(WRITTEN TASK) Using the material that follows, identify and copy each line with the string "contact".

Begin

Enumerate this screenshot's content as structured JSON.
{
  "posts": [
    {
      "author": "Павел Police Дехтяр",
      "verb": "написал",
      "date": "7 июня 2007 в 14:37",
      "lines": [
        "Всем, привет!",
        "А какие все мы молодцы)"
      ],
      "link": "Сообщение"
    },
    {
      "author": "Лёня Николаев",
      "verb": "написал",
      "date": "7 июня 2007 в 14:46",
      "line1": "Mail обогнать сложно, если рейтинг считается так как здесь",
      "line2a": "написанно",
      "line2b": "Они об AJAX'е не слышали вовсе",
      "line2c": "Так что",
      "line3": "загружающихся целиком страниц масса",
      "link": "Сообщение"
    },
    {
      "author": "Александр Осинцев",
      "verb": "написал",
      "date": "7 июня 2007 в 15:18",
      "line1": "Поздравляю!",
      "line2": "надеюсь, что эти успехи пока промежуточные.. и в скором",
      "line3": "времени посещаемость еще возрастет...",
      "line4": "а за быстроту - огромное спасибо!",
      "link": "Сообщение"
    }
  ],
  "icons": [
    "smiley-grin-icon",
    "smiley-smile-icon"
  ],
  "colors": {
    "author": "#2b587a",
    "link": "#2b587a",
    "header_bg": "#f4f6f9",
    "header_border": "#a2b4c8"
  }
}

End
Begin

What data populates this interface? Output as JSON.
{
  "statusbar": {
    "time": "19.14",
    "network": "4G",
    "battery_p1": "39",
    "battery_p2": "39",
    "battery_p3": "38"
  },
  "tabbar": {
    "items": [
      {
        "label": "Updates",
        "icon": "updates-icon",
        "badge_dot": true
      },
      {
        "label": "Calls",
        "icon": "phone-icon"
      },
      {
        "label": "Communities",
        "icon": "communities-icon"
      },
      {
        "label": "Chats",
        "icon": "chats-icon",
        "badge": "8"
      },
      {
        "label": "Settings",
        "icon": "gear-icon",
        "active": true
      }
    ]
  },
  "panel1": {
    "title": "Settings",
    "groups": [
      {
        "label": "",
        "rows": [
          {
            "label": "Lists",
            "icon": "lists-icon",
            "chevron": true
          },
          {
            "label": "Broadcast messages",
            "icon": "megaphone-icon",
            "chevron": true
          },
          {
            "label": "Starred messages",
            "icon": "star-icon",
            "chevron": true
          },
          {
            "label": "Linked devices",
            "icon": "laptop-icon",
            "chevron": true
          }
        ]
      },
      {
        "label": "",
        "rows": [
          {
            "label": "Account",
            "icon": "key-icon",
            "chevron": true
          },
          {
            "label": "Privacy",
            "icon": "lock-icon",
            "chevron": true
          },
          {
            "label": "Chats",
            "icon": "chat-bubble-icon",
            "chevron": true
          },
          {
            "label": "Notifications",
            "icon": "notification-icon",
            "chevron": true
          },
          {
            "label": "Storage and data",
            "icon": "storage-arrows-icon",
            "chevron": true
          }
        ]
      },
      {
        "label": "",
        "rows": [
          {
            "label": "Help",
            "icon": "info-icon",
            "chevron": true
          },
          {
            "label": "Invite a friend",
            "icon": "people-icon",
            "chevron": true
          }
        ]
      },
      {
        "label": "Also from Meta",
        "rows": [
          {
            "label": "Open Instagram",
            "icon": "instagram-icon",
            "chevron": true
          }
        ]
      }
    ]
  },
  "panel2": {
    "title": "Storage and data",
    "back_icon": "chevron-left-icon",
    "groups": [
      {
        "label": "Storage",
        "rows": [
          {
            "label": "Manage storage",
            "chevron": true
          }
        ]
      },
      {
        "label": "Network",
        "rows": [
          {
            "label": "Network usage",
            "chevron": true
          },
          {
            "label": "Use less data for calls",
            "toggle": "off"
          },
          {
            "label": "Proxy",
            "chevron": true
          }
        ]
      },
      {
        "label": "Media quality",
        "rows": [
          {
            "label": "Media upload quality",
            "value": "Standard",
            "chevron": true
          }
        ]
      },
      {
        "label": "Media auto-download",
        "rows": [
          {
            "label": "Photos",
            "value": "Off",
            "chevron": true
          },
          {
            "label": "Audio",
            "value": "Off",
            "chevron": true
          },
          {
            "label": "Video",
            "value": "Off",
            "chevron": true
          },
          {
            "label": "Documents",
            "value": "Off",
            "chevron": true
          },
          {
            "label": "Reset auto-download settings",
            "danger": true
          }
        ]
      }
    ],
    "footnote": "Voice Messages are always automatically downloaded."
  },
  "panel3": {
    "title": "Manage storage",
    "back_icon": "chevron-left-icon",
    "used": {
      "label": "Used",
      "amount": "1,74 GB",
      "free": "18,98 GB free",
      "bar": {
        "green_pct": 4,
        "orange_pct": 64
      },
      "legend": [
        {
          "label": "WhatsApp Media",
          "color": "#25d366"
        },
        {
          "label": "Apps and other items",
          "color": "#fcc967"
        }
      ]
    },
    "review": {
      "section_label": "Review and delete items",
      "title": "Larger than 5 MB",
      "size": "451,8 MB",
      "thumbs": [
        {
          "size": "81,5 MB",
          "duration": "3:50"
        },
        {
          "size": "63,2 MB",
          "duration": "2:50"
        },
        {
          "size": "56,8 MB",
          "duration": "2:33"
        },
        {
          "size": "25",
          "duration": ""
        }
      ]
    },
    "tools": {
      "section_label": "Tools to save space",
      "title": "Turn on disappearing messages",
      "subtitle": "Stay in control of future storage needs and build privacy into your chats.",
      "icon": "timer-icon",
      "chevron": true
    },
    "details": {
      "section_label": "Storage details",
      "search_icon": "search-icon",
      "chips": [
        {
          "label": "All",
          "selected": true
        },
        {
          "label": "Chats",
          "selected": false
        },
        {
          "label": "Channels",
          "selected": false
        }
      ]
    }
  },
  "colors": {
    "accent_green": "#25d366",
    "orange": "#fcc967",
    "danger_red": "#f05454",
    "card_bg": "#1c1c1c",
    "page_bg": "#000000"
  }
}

End
Begin

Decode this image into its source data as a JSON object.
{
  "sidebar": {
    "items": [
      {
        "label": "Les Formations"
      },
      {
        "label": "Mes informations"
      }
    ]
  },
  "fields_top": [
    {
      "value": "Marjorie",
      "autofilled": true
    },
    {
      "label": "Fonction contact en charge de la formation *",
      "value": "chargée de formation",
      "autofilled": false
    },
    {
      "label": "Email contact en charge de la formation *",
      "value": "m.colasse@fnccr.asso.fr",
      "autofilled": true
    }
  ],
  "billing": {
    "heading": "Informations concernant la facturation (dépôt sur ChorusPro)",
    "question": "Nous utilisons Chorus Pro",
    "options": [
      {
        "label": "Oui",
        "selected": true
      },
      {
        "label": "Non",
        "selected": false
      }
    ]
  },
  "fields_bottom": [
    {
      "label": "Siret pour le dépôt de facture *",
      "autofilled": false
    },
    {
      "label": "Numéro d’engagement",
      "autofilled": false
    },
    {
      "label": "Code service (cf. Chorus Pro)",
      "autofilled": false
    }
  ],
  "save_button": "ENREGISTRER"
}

End

(RESPONSE)
      "label": "Fonction contact en charge de la formation *",
      "label": "Email contact en charge de la formation *",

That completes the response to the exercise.